> **What you will do**
Lift out all lines below that contain "this".

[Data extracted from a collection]
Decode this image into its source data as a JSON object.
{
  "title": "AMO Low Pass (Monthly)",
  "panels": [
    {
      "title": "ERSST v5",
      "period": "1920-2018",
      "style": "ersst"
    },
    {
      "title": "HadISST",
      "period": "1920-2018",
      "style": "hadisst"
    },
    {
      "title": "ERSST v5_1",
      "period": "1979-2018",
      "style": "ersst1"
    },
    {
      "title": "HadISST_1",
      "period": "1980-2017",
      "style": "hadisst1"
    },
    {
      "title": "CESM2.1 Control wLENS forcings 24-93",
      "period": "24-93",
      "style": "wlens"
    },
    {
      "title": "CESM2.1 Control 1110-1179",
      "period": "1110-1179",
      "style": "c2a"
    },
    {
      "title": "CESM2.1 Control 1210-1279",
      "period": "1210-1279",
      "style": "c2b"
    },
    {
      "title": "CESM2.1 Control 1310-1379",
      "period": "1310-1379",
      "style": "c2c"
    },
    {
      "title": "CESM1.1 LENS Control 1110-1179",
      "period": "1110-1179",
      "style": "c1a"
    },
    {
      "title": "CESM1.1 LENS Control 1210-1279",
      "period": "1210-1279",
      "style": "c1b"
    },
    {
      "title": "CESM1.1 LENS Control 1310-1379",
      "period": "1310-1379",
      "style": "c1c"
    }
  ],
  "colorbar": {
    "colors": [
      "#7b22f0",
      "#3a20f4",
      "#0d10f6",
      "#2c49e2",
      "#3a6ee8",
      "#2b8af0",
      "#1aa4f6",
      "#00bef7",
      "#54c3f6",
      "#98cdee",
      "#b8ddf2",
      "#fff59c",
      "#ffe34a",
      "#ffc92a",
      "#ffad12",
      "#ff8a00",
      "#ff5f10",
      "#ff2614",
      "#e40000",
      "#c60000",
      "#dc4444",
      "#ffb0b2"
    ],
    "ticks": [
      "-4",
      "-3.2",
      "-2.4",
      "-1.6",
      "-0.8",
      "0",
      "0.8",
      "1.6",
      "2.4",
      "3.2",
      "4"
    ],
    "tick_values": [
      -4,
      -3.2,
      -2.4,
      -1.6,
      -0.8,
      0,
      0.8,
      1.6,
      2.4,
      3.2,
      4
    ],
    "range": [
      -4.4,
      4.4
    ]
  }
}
...
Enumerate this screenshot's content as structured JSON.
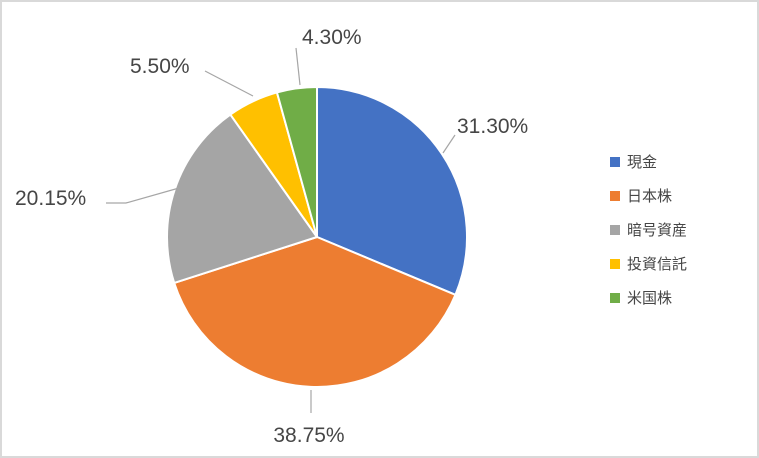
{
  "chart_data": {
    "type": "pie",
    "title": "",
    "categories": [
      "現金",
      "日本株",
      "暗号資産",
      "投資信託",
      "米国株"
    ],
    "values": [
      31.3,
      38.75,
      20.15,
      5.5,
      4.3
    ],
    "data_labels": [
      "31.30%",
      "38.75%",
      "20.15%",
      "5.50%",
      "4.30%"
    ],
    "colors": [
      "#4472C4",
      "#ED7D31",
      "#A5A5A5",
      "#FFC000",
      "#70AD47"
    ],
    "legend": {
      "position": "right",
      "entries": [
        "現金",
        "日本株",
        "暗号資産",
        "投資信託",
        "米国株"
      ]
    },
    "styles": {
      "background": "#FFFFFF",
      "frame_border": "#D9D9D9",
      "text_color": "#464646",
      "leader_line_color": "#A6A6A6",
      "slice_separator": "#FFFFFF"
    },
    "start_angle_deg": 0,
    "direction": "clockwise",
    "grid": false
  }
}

> **Correct output**
Decode this image into its source data as a JSON object.
Enumerate this screenshot's content as structured JSON.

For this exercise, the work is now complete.